Saved entries
* * *

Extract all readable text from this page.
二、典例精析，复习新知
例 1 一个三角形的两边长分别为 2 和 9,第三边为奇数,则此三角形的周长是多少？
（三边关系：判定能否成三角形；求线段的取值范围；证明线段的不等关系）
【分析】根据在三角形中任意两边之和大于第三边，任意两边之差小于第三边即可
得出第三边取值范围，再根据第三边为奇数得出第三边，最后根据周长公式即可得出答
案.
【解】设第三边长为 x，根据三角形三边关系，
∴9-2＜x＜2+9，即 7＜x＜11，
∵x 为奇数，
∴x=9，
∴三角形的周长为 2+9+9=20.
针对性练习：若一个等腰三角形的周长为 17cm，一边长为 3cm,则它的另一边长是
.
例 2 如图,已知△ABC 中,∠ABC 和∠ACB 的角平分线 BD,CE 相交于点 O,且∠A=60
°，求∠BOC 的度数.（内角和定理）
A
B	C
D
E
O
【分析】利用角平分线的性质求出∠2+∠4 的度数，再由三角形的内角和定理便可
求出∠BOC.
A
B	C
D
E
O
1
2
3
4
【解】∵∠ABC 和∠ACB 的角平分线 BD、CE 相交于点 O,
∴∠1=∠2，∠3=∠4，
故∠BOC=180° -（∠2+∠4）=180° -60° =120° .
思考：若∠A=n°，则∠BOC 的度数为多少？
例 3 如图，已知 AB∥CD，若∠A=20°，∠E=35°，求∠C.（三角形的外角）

* * *

→ AIM
Tally the lines of the records holding the word "的角平分线", then state only the tally.

→ OUTPUT OF THE EXERCISE
2